• _EXERCISE BRIEF_
Give back the full listing verbatim, apart from its images.

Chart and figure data

- - - - - - -

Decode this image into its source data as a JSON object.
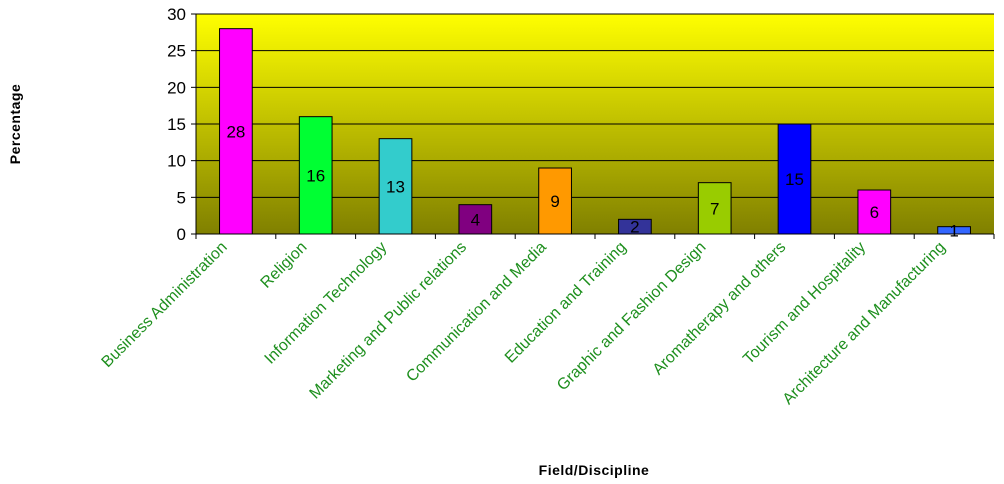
{
  "chart_data": {
    "type": "bar",
    "title": "",
    "xlabel": "Field/Discipline",
    "ylabel": "Percentage",
    "ylim": [
      0,
      30
    ],
    "yticks": [
      0,
      5,
      10,
      15,
      20,
      25,
      30
    ],
    "grid": true,
    "legend": "none",
    "categories": [
      "Business Administration",
      "Religion",
      "Information Technology",
      "Marketing and Public relations",
      "Communication and Media",
      "Education and Training",
      "Graphic and Fashion Design",
      "Aromatherapy and others",
      "Tourism and Hospitality",
      "Architecture and Manufacturing"
    ],
    "values": [
      28,
      16,
      13,
      4,
      9,
      2,
      7,
      15,
      6,
      1
    ],
    "data_labels": [
      "28",
      "16",
      "13",
      "4",
      "9",
      "2",
      "7",
      "15",
      "6",
      "1"
    ],
    "bar_colors": [
      "#ff00ff",
      "#00ff33",
      "#33cccc",
      "#800080",
      "#ff9900",
      "#333399",
      "#99cc00",
      "#0000ff",
      "#ff00ff",
      "#3366ff"
    ],
    "plot_background": [
      "#ffff00",
      "#808000"
    ],
    "category_label_color": "#1e8f1e"
  }
}
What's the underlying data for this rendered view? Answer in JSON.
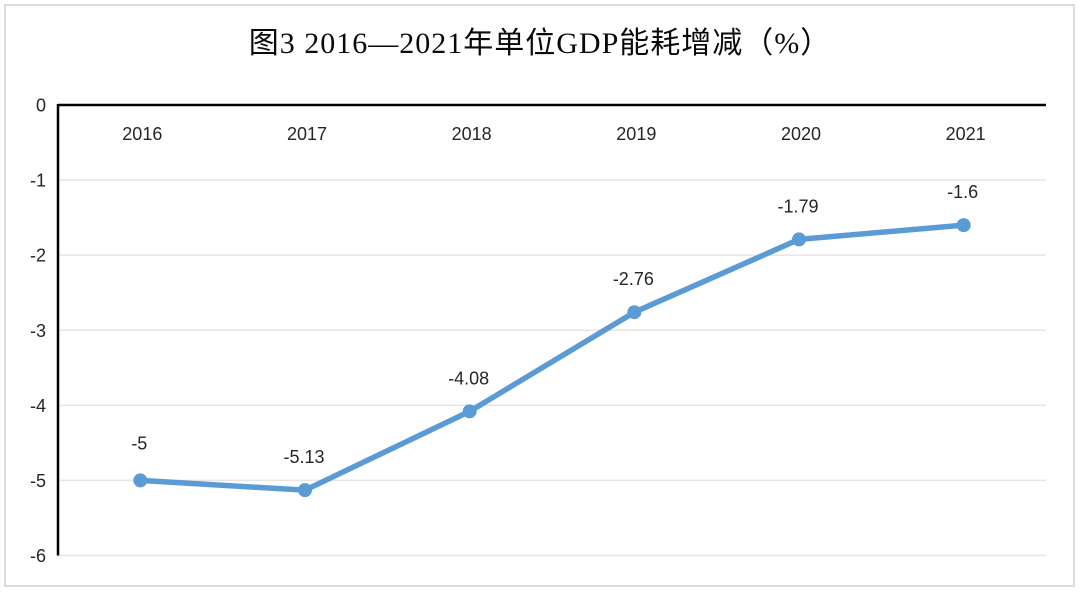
{
  "chart_data": {
    "type": "line",
    "title": "图3 2016—2021年单位GDP能耗增减（%）",
    "categories": [
      "2016",
      "2017",
      "2018",
      "2019",
      "2020",
      "2021"
    ],
    "values": [
      -5,
      -5.13,
      -4.08,
      -2.76,
      -1.79,
      -1.6
    ],
    "data_labels": [
      "-5",
      "-5.13",
      "-4.08",
      "-2.76",
      "-1.79",
      "-1.6"
    ],
    "y_ticks": [
      0,
      -1,
      -2,
      -3,
      -4,
      -5,
      -6
    ],
    "y_tick_labels": [
      "0",
      "-1",
      "-2",
      "-3",
      "-4",
      "-5",
      "-6"
    ],
    "ylim": [
      -6,
      0
    ],
    "grid": true,
    "legend": "none",
    "line_color": "#5B9BD5",
    "marker": "circle"
  }
}
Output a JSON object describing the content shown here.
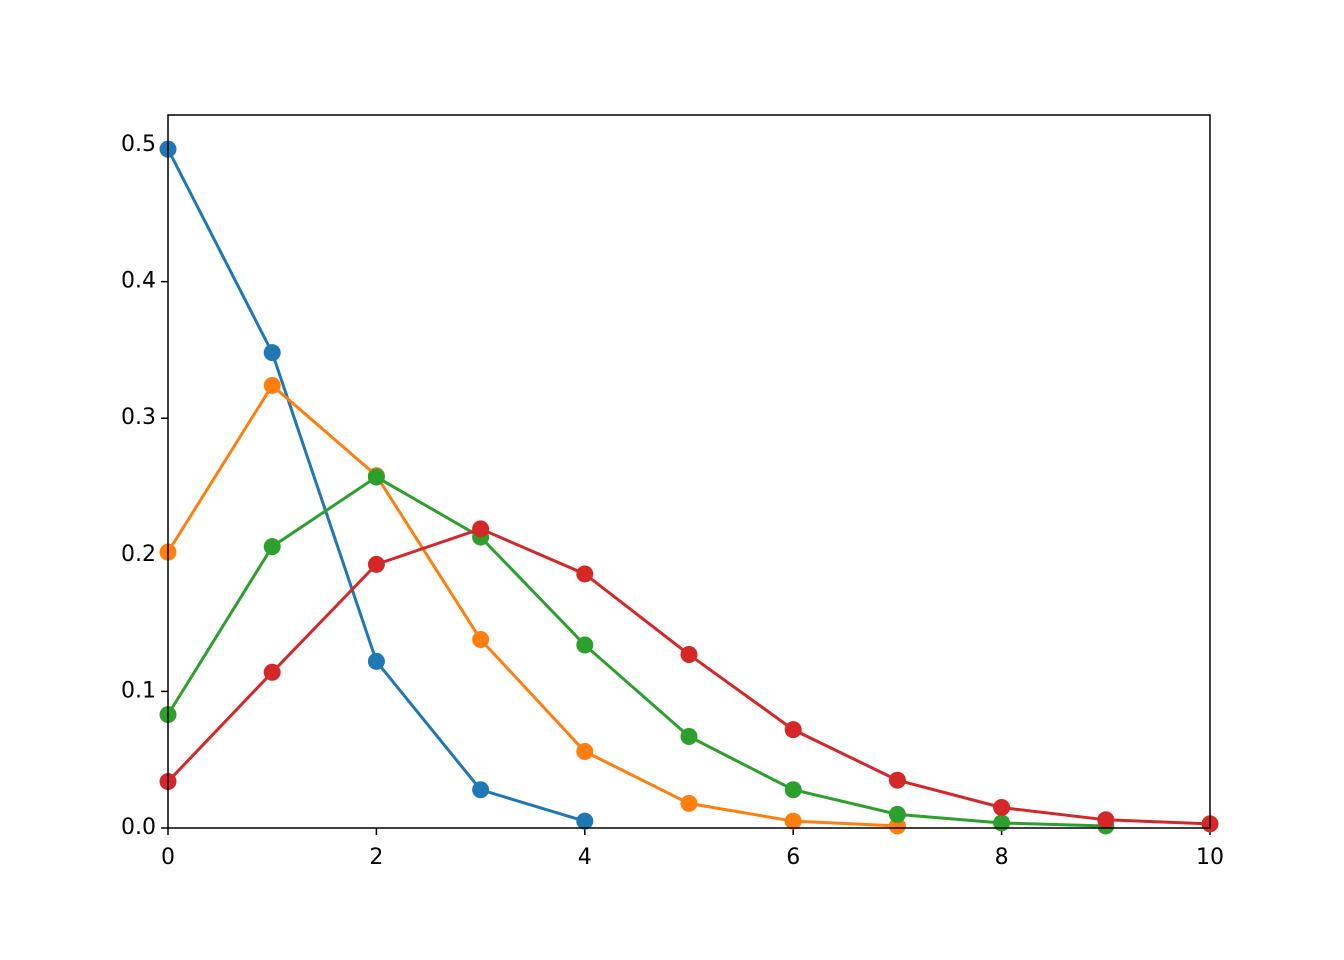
{
  "chart_data": {
    "type": "line",
    "xlim": [
      0,
      10
    ],
    "ylim": [
      0,
      0.522
    ],
    "xticks": [
      0,
      2,
      4,
      6,
      8,
      10
    ],
    "yticks": [
      {
        "value": 0,
        "label": "0.0"
      },
      0.1,
      0.2,
      0.3,
      0.4,
      0.5
    ],
    "grid": false,
    "series": [
      {
        "color": "#1f77b4",
        "x": [
          0,
          1,
          2,
          3,
          4
        ],
        "values": [
          0.497,
          0.348,
          0.122,
          0.028,
          0.005
        ]
      },
      {
        "color": "#ff7f0e",
        "x": [
          0,
          1,
          2,
          3,
          4,
          5,
          6,
          7
        ],
        "values": [
          0.202,
          0.324,
          0.258,
          0.138,
          0.056,
          0.018,
          0.005,
          0.0015
        ]
      },
      {
        "color": "#2ca02c",
        "x": [
          0,
          1,
          2,
          3,
          4,
          5,
          6,
          7,
          8,
          9
        ],
        "values": [
          0.083,
          0.206,
          0.257,
          0.213,
          0.134,
          0.067,
          0.028,
          0.01,
          0.0037,
          0.0015
        ]
      },
      {
        "color": "#d62728",
        "x": [
          0,
          1,
          2,
          3,
          4,
          5,
          6,
          7,
          8,
          9,
          10
        ],
        "values": [
          0.034,
          0.114,
          0.193,
          0.219,
          0.186,
          0.127,
          0.072,
          0.035,
          0.015,
          0.006,
          0.003
        ]
      }
    ]
  }
}
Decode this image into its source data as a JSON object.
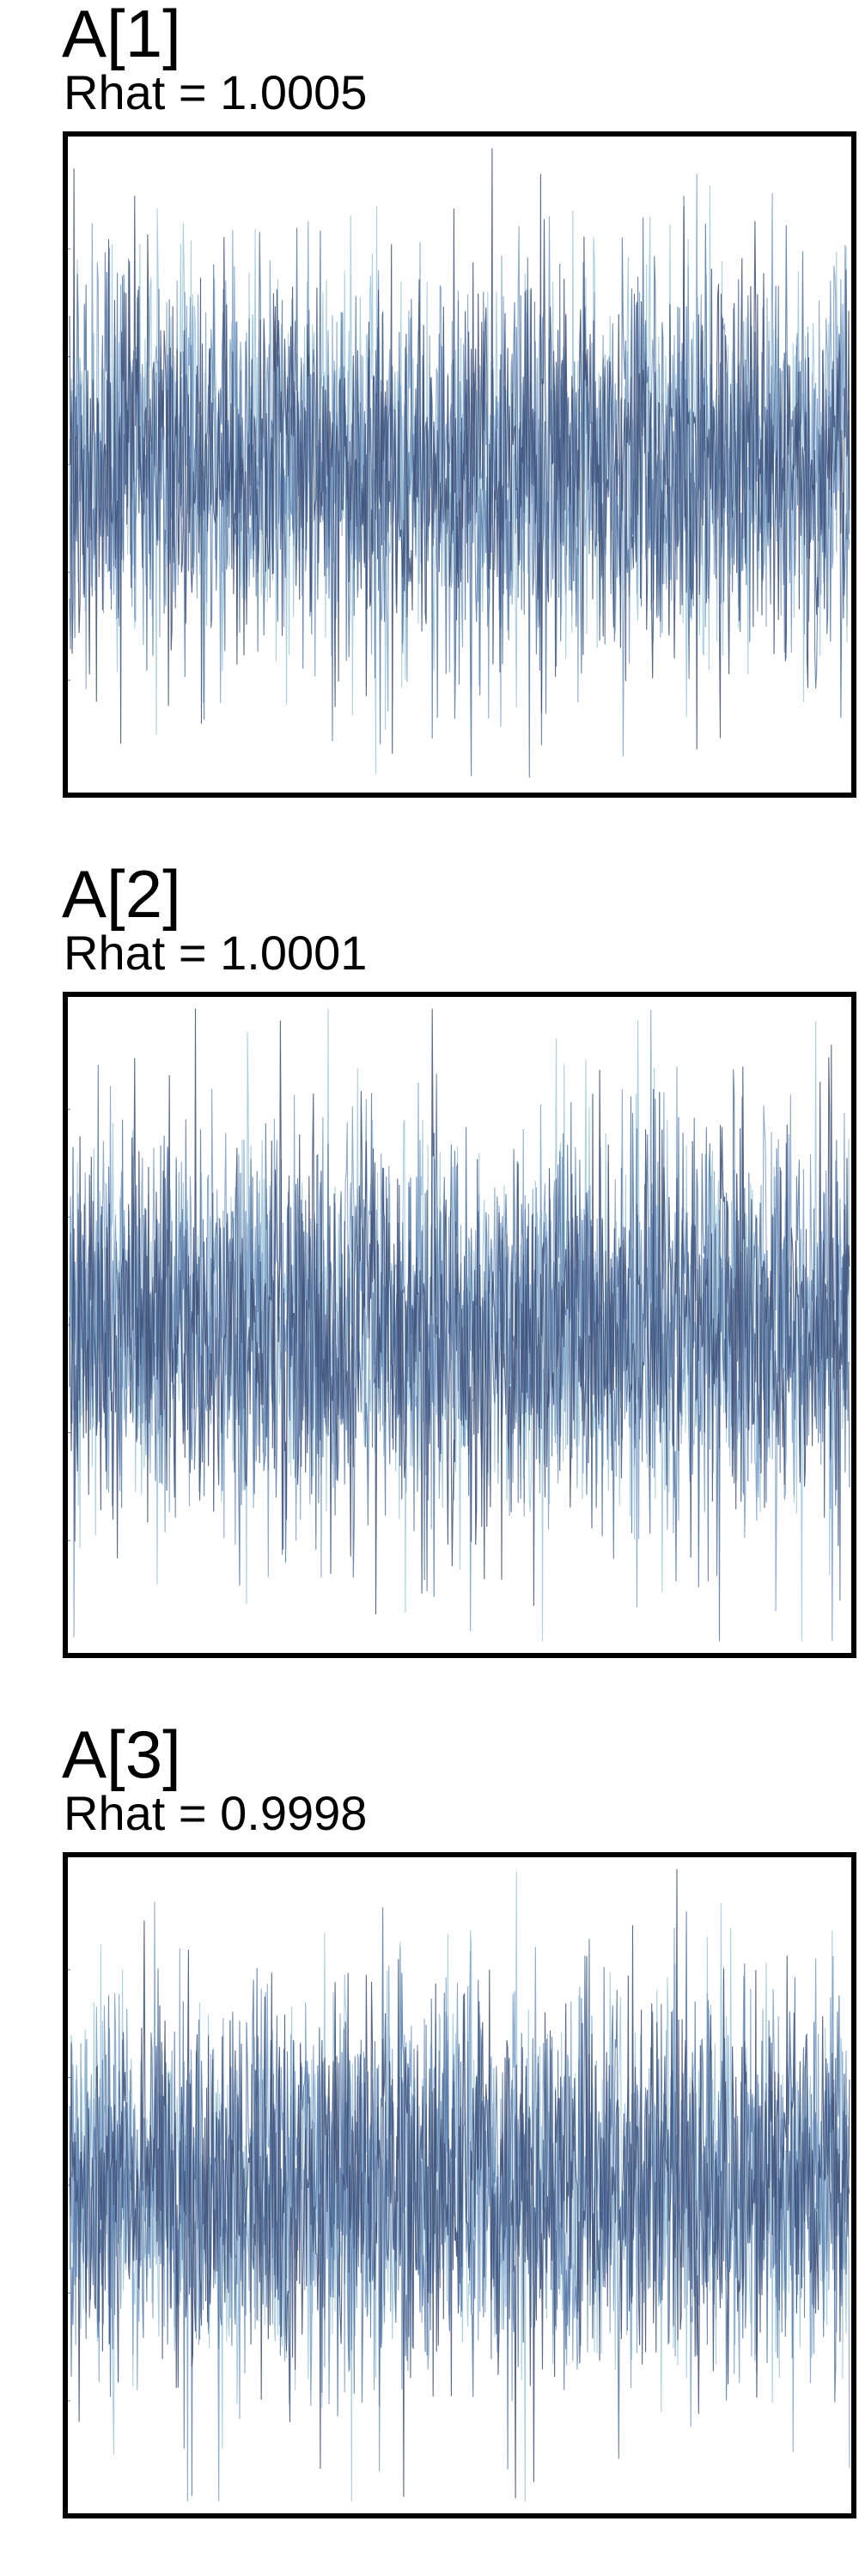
{
  "chart_data": [
    {
      "type": "line",
      "title": "A[1]",
      "subtitle": "Rhat = 1.0005",
      "xlabel": "",
      "ylabel": "",
      "grid": false,
      "ylim": [
        -4.6,
        4.6
      ],
      "series_colors": [
        "#9fc8d8",
        "#7c9fc8",
        "#5577a4",
        "#3d4e76"
      ]
    },
    {
      "type": "line",
      "title": "A[2]",
      "subtitle": "Rhat = 1.0001",
      "xlabel": "",
      "ylabel": "",
      "grid": false,
      "ylim": [
        -4.6,
        4.6
      ],
      "series_colors": [
        "#9fc8d8",
        "#7c9fc8",
        "#5577a4",
        "#3d4e76"
      ]
    },
    {
      "type": "line",
      "title": "A[3]",
      "subtitle": "Rhat = 0.9998",
      "xlabel": "",
      "ylabel": "",
      "grid": false,
      "ylim": [
        -4.6,
        4.6
      ],
      "series_colors": [
        "#9fc8d8",
        "#7c9fc8",
        "#5577a4",
        "#3d4e76"
      ]
    }
  ]
}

- - - - - - -

• _SOLUTION FOR THIS EXERCISE_
Decode this image into its source data as a JSON object.
{
  "chart_data": {
    "type": "bar",
    "title": "",
    "xlabel": "Field/Discipline",
    "ylabel": "Percentage",
    "ylim": [
      0,
      30
    ],
    "yticks": [
      0,
      5,
      10,
      15,
      20,
      25,
      30
    ],
    "grid": true,
    "legend": "none",
    "categories": [
      "Business Administration",
      "Religion",
      "Information Technology",
      "Marketing and Public relations",
      "Communication and Media",
      "Education and Training",
      "Graphic and Fashion Design",
      "Aromatherapy and others",
      "Tourism and Hospitality",
      "Architecture and Manufacturing"
    ],
    "values": [
      28,
      16,
      13,
      4,
      9,
      2,
      7,
      15,
      6,
      1
    ],
    "data_labels": [
      "28",
      "16",
      "13",
      "4",
      "9",
      "2",
      "7",
      "15",
      "6",
      "1"
    ],
    "bar_colors": [
      "#ff00ff",
      "#00ff33",
      "#33cccc",
      "#800080",
      "#ff9900",
      "#333399",
      "#99cc00",
      "#0000ff",
      "#ff00ff",
      "#3366ff"
    ],
    "plot_background": [
      "#ffff00",
      "#808000"
    ],
    "category_label_color": "#1e8f1e"
  }
}
What's the underlying data for this rendered view? Answer in JSON.
{
  "chart_data": {
    "type": "line",
    "title": "图3 2016—2021年单位GDP能耗增减（%）",
    "categories": [
      "2016",
      "2017",
      "2018",
      "2019",
      "2020",
      "2021"
    ],
    "values": [
      -5,
      -5.13,
      -4.08,
      -2.76,
      -1.79,
      -1.6
    ],
    "data_labels": [
      "-5",
      "-5.13",
      "-4.08",
      "-2.76",
      "-1.79",
      "-1.6"
    ],
    "y_ticks": [
      0,
      -1,
      -2,
      -3,
      -4,
      -5,
      -6
    ],
    "y_tick_labels": [
      "0",
      "-1",
      "-2",
      "-3",
      "-4",
      "-5",
      "-6"
    ],
    "ylim": [
      -6,
      0
    ],
    "grid": true,
    "legend": "none",
    "line_color": "#5B9BD5",
    "marker": "circle"
  }
}
Output a JSON object describing the content shown here.
{
  "chart_data": {
    "type": "line",
    "xlim": [
      0,
      10
    ],
    "ylim": [
      0,
      0.522
    ],
    "xticks": [
      0,
      2,
      4,
      6,
      8,
      10
    ],
    "yticks": [
      {
        "value": 0,
        "label": "0.0"
      },
      0.1,
      0.2,
      0.3,
      0.4,
      0.5
    ],
    "grid": false,
    "series": [
      {
        "color": "#1f77b4",
        "x": [
          0,
          1,
          2,
          3,
          4
        ],
        "values": [
          0.497,
          0.348,
          0.122,
          0.028,
          0.005
        ]
      },
      {
        "color": "#ff7f0e",
        "x": [
          0,
          1,
          2,
          3,
          4,
          5,
          6,
          7
        ],
        "values": [
          0.202,
          0.324,
          0.258,
          0.138,
          0.056,
          0.018,
          0.005,
          0.0015
        ]
      },
      {
        "color": "#2ca02c",
        "x": [
          0,
          1,
          2,
          3,
          4,
          5,
          6,
          7,
          8,
          9
        ],
        "values": [
          0.083,
          0.206,
          0.257,
          0.213,
          0.134,
          0.067,
          0.028,
          0.01,
          0.0037,
          0.0015
        ]
      },
      {
        "color": "#d62728",
        "x": [
          0,
          1,
          2,
          3,
          4,
          5,
          6,
          7,
          8,
          9,
          10
        ],
        "values": [
          0.034,
          0.114,
          0.193,
          0.219,
          0.186,
          0.127,
          0.072,
          0.035,
          0.015,
          0.006,
          0.003
        ]
      }
    ]
  }
}
Decode this image into its source data as a JSON object.
{
  "chart_data": [
    {
      "type": "line",
      "title": "A[1]",
      "subtitle": "Rhat = 1.0005",
      "xlabel": "",
      "ylabel": "",
      "grid": false,
      "ylim": [
        -4.6,
        4.6
      ],
      "series_colors": [
        "#9fc8d8",
        "#7c9fc8",
        "#5577a4",
        "#3d4e76"
      ]
    },
    {
      "type": "line",
      "title": "A[2]",
      "subtitle": "Rhat = 1.0001",
      "xlabel": "",
      "ylabel": "",
      "grid": false,
      "ylim": [
        -4.6,
        4.6
      ],
      "series_colors": [
        "#9fc8d8",
        "#7c9fc8",
        "#5577a4",
        "#3d4e76"
      ]
    },
    {
      "type": "line",
      "title": "A[3]",
      "subtitle": "Rhat = 0.9998",
      "xlabel": "",
      "ylabel": "",
      "grid": false,
      "ylim": [
        -4.6,
        4.6
      ],
      "series_colors": [
        "#9fc8d8",
        "#7c9fc8",
        "#5577a4",
        "#3d4e76"
      ]
    }
  ]
}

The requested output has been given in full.